(Structured figure records)

·····

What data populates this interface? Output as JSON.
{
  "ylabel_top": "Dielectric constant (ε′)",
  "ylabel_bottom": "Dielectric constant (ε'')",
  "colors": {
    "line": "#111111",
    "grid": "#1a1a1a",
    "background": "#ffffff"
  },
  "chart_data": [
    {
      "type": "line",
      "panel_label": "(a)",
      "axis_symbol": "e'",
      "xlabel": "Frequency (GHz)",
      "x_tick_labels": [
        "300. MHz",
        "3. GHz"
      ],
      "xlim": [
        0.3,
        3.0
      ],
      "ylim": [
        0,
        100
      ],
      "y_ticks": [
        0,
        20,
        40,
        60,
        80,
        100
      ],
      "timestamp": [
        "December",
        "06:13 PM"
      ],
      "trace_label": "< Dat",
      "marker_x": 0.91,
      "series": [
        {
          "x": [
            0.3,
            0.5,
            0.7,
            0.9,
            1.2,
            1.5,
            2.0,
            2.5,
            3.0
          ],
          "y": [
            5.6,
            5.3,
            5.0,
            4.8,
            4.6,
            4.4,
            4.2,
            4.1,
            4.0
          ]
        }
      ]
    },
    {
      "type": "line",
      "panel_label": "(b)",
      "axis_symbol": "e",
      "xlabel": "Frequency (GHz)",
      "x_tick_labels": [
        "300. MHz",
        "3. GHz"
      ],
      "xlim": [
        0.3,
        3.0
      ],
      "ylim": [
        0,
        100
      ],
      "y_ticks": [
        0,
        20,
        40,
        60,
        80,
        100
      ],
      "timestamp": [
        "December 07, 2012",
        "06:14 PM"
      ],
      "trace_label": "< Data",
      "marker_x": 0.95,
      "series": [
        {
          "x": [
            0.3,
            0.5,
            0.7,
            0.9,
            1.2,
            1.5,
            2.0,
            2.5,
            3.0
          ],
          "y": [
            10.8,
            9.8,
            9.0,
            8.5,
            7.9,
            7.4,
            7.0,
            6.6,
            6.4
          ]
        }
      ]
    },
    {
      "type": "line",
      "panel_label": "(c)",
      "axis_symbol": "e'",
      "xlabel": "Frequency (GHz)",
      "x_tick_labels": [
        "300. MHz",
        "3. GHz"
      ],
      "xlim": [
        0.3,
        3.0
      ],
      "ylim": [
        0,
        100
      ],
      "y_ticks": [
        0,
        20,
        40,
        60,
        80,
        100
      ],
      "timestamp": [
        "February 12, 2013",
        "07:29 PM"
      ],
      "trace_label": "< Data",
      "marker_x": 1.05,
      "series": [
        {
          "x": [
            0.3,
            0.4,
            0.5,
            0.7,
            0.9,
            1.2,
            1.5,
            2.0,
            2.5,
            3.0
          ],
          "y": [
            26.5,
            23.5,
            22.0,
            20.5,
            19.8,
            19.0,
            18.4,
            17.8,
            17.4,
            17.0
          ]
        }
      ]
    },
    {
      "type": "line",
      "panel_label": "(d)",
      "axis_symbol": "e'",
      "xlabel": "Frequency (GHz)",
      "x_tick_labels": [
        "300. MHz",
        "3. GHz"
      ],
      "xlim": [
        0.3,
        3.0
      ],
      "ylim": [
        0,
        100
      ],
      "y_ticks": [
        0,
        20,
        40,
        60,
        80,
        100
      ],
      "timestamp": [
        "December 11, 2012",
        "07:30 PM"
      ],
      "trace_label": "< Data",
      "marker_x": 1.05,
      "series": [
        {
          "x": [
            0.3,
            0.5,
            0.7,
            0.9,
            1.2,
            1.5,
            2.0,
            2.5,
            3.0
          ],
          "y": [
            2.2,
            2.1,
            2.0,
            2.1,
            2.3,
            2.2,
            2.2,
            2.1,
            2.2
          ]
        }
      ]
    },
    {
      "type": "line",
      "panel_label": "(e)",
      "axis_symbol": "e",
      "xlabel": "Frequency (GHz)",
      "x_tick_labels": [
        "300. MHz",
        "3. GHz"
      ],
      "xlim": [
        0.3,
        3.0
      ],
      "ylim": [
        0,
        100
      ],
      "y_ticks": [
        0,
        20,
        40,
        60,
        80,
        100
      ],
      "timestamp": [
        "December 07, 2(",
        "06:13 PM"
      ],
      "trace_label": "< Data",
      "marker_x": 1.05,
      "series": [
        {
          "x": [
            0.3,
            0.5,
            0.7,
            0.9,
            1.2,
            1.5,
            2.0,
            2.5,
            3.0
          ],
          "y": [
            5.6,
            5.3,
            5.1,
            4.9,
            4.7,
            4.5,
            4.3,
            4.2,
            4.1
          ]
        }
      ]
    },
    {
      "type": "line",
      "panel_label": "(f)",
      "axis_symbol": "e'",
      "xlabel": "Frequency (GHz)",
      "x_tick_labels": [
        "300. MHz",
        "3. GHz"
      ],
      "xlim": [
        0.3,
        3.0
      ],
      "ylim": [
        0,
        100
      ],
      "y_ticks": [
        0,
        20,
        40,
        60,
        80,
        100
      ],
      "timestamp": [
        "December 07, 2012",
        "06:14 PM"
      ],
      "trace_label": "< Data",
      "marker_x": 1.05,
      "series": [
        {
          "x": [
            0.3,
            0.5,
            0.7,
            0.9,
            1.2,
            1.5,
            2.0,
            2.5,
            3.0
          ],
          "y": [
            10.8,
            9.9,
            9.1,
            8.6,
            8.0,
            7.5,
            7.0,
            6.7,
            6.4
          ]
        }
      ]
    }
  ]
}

·····

- TASK DIRECTIONS
Write every line of the material above again, exactly.

- FINISHED EXERCISE
What data populates this interface? Output as JSON.
{
  "ylabel_top": "Dielectric constant (ε′)",
  "ylabel_bottom": "Dielectric constant (ε'')",
  "colors": {
    "line": "#111111",
    "grid": "#1a1a1a",
    "background": "#ffffff"
  },
  "chart_data": [
    {
      "type": "line",
      "panel_label": "(a)",
      "axis_symbol": "e'",
      "xlabel": "Frequency (GHz)",
      "x_tick_labels": [
        "300. MHz",
        "3. GHz"
      ],
      "xlim": [
        0.3,
        3.0
      ],
      "ylim": [
        0,
        100
      ],
      "y_ticks": [
        0,
        20,
        40,
        60,
        80,
        100
      ],
      "timestamp": [
        "December",
        "06:13 PM"
      ],
      "trace_label": "< Dat",
      "marker_x": 0.91,
      "series": [
        {
          "x": [
            0.3,
            0.5,
            0.7,
            0.9,
            1.2,
            1.5,
            2.0,
            2.5,
            3.0
          ],
          "y": [
            5.6,
            5.3,
            5.0,
            4.8,
            4.6,
            4.4,
            4.2,
            4.1,
            4.0
          ]
        }
      ]
    },
    {
      "type": "line",
      "panel_label": "(b)",
      "axis_symbol": "e",
      "xlabel": "Frequency (GHz)",
      "x_tick_labels": [
        "300. MHz",
        "3. GHz"
      ],
      "xlim": [
        0.3,
        3.0
      ],
      "ylim": [
        0,
        100
      ],
      "y_ticks": [
        0,
        20,
        40,
        60,
        80,
        100
      ],
      "timestamp": [
        "December 07, 2012",
        "06:14 PM"
      ],
      "trace_label": "< Data",
      "marker_x": 0.95,
      "series": [
        {
          "x": [
            0.3,
            0.5,
            0.7,
            0.9,
            1.2,
            1.5,
            2.0,
            2.5,
            3.0
          ],
          "y": [
            10.8,
            9.8,
            9.0,
            8.5,
            7.9,
            7.4,
            7.0,
            6.6,
            6.4
          ]
        }
      ]
    },
    {
      "type": "line",
      "panel_label": "(c)",
      "axis_symbol": "e'",
      "xlabel": "Frequency (GHz)",
      "x_tick_labels": [
        "300. MHz",
        "3. GHz"
      ],
      "xlim": [
        0.3,
        3.0
      ],
      "ylim": [
        0,
        100
      ],
      "y_ticks": [
        0,
        20,
        40,
        60,
        80,
        100
      ],
      "timestamp": [
        "February 12, 2013",
        "07:29 PM"
      ],
      "trace_label": "< Data",
      "marker_x": 1.05,
      "series": [
        {
          "x": [
            0.3,
            0.4,
            0.5,
            0.7,
            0.9,
            1.2,
            1.5,
            2.0,
            2.5,
            3.0
          ],
          "y": [
            26.5,
            23.5,
            22.0,
            20.5,
            19.8,
            19.0,
            18.4,
            17.8,
            17.4,
            17.0
          ]
        }
      ]
    },
    {
      "type": "line",
      "panel_label": "(d)",
      "axis_symbol": "e'",
      "xlabel": "Frequency (GHz)",
      "x_tick_labels": [
        "300. MHz",
        "3. GHz"
      ],
      "xlim": [
        0.3,
        3.0
      ],
      "ylim": [
        0,
        100
      ],
      "y_ticks": [
        0,
        20,
        40,
        60,
        80,
        100
      ],
      "timestamp": [
        "December 11, 2012",
        "07:30 PM"
      ],
      "trace_label": "< Data",
      "marker_x": 1.05,
      "series": [
        {
          "x": [
            0.3,
            0.5,
            0.7,
            0.9,
            1.2,
            1.5,
            2.0,
            2.5,
            3.0
          ],
          "y": [
            2.2,
            2.1,
            2.0,
            2.1,
            2.3,
            2.2,
            2.2,
            2.1,
            2.2
          ]
        }
      ]
    },
    {
      "type": "line",
      "panel_label": "(e)",
      "axis_symbol": "e",
      "xlabel": "Frequency (GHz)",
      "x_tick_labels": [
        "300. MHz",
        "3. GHz"
      ],
      "xlim": [
        0.3,
        3.0
      ],
      "ylim": [
        0,
        100
      ],
      "y_ticks": [
        0,
        20,
        40,
        60,
        80,
        100
      ],
      "timestamp": [
        "December 07, 2(",
        "06:13 PM"
      ],
      "trace_label": "< Data",
      "marker_x": 1.05,
      "series": [
        {
          "x": [
            0.3,
            0.5,
            0.7,
            0.9,
            1.2,
            1.5,
            2.0,
            2.5,
            3.0
          ],
          "y": [
            5.6,
            5.3,
            5.1,
            4.9,
            4.7,
            4.5,
            4.3,
            4.2,
            4.1
          ]
        }
      ]
    },
    {
      "type": "line",
      "panel_label": "(f)",
      "axis_symbol": "e'",
      "xlabel": "Frequency (GHz)",
      "x_tick_labels": [
        "300. MHz",
        "3. GHz"
      ],
      "xlim": [
        0.3,
        3.0
      ],
      "ylim": [
        0,
        100
      ],
      "y_ticks": [
        0,
        20,
        40,
        60,
        80,
        100
      ],
      "timestamp": [
        "December 07, 2012",
        "06:14 PM"
      ],
      "trace_label": "< Data",
      "marker_x": 1.05,
      "series": [
        {
          "x": [
            0.3,
            0.5,
            0.7,
            0.9,
            1.2,
            1.5,
            2.0,
            2.5,
            3.0
          ],
          "y": [
            10.8,
            9.9,
            9.1,
            8.6,
            8.0,
            7.5,
            7.0,
            6.7,
            6.4
          ]
        }
      ]
    }
  ]
}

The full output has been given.